Supplied material:
____________________

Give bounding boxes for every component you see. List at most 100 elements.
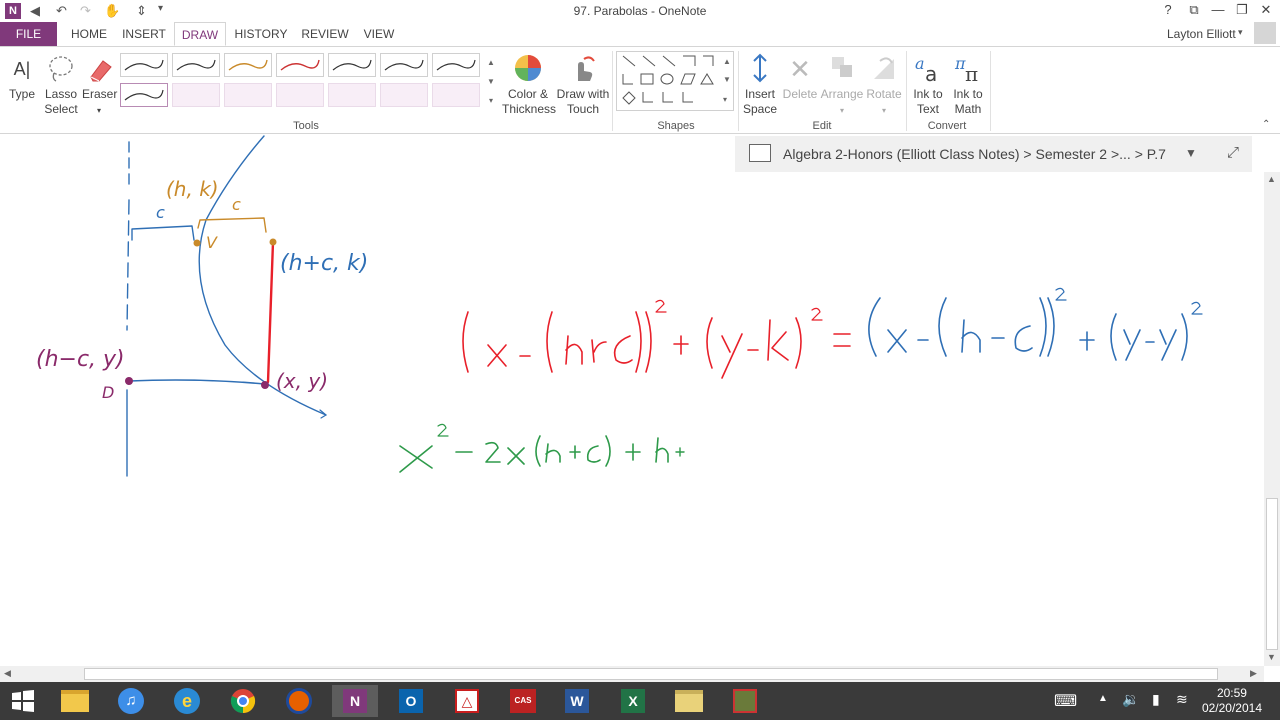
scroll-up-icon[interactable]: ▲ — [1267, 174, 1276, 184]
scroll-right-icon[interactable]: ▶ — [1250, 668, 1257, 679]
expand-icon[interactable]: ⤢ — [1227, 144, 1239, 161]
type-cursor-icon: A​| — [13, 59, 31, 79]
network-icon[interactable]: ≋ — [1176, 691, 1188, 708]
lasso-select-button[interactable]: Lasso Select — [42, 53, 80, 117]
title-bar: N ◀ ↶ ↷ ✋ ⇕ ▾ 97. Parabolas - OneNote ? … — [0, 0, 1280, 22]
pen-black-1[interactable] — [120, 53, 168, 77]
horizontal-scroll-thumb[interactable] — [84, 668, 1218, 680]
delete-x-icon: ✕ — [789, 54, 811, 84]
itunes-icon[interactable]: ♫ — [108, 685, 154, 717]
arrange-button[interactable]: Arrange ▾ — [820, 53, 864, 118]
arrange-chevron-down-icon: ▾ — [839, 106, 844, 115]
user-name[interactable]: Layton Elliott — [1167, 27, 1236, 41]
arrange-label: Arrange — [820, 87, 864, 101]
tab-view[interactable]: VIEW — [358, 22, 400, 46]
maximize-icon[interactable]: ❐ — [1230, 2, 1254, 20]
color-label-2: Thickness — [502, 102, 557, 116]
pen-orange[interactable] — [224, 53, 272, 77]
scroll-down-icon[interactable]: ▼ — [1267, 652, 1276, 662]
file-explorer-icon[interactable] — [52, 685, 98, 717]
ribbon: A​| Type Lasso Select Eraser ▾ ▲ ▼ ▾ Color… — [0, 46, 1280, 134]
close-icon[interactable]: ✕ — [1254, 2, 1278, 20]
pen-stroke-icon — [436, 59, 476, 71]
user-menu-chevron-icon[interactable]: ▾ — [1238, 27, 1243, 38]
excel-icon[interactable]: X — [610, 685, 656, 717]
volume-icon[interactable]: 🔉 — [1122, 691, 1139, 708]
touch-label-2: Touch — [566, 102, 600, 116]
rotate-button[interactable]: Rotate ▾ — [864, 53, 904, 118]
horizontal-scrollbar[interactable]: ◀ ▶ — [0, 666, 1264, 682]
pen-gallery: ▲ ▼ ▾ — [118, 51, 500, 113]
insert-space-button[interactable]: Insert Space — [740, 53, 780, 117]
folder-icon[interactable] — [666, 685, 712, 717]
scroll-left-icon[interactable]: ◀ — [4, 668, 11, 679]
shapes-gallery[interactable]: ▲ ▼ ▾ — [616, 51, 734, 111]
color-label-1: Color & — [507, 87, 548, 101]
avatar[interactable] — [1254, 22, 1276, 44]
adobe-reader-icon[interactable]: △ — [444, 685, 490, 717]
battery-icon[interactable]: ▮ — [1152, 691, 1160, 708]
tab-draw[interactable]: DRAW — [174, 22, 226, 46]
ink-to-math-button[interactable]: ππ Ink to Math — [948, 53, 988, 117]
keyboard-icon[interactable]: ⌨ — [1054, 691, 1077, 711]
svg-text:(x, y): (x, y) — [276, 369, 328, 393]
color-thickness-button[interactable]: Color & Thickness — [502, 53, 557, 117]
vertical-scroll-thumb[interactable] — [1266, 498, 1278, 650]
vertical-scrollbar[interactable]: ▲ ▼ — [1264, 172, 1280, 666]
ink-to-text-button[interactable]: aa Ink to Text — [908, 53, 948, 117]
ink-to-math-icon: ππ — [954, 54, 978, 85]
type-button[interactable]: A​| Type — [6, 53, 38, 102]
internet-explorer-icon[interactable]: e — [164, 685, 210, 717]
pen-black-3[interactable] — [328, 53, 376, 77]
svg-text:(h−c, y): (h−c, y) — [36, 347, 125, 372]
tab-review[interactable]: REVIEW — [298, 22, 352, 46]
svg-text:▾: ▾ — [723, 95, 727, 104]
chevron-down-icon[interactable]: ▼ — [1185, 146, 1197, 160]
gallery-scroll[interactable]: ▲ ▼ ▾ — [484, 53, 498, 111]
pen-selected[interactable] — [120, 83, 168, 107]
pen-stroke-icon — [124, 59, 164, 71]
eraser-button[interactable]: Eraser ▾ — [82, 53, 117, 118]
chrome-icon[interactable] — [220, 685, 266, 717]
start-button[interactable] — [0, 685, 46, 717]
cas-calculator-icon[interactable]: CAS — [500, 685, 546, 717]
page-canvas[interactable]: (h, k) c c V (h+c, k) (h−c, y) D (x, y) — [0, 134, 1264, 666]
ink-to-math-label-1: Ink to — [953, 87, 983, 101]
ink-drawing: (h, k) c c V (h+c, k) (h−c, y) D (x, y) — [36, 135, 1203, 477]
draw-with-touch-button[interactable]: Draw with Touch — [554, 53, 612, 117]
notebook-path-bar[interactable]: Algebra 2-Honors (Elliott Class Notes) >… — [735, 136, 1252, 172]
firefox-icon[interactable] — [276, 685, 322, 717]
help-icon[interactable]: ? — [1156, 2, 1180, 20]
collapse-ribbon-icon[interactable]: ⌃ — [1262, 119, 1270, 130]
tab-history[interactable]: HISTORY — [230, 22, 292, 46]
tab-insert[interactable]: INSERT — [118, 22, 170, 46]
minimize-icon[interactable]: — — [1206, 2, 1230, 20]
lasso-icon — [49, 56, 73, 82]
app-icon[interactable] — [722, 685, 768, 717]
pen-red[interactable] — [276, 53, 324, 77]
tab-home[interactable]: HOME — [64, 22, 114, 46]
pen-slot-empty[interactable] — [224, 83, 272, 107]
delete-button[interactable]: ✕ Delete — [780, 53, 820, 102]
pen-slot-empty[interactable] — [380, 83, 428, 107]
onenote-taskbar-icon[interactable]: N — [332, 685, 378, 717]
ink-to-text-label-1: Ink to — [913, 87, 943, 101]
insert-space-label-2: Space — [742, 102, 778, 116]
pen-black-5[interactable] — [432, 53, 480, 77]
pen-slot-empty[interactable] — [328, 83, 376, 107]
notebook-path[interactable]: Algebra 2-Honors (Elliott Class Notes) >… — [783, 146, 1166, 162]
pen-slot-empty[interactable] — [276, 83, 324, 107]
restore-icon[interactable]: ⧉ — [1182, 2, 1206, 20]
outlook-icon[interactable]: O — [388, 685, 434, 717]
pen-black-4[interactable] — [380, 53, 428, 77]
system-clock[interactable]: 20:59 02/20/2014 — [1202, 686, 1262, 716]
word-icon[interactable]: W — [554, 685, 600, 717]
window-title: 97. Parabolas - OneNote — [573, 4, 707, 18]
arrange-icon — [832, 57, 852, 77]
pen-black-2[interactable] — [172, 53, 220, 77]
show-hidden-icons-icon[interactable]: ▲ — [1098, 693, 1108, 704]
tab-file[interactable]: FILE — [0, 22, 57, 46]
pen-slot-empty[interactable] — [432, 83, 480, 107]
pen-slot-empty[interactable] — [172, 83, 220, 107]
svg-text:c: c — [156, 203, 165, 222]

____________________

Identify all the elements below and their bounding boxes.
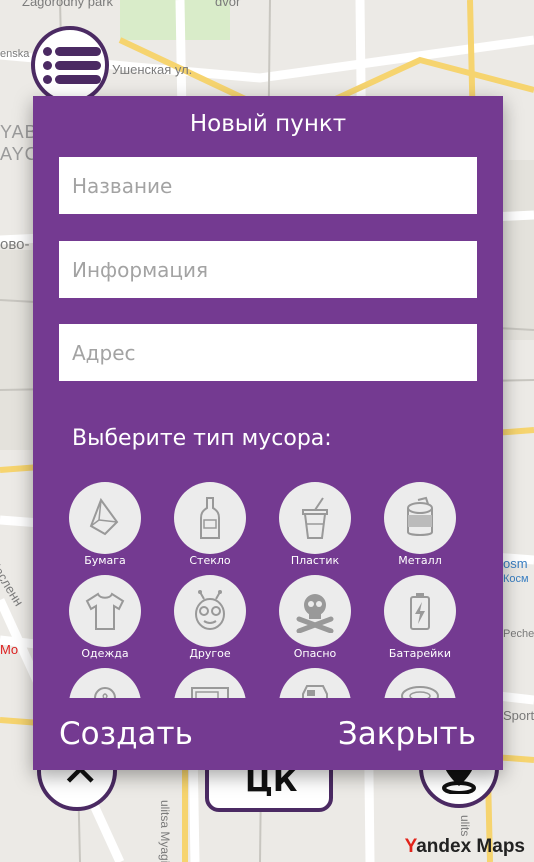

____________________

What this task involves: Reproduce the part that opens with the line containing "Give bounding boxes" and closes with the line containing "itunes-icon[interactable]: ♫ —", swapping "Lasso Select" for "Free Select" and keeping everything else the same. Omit the pictures.

Result below:
Give bounding boxes for every component you see. List at most 100 elements.
scroll-up-icon[interactable]: ▲ — [1267, 174, 1276, 184]
scroll-right-icon[interactable]: ▶ — [1250, 668, 1257, 679]
expand-icon[interactable]: ⤢ — [1227, 144, 1239, 161]
type-cursor-icon: A​| — [13, 59, 31, 79]
network-icon[interactable]: ≋ — [1176, 691, 1188, 708]
lasso-select-button[interactable]: Free Select — [42, 53, 80, 117]
title-bar: N ◀ ↶ ↷ ✋ ⇕ ▾ 97. Parabolas - OneNote ? … — [0, 0, 1280, 22]
pen-black-1[interactable] — [120, 53, 168, 77]
horizontal-scroll-thumb[interactable] — [84, 668, 1218, 680]
delete-x-icon: ✕ — [789, 54, 811, 84]
itunes-icon[interactable]: ♫ — [108, 685, 154, 717]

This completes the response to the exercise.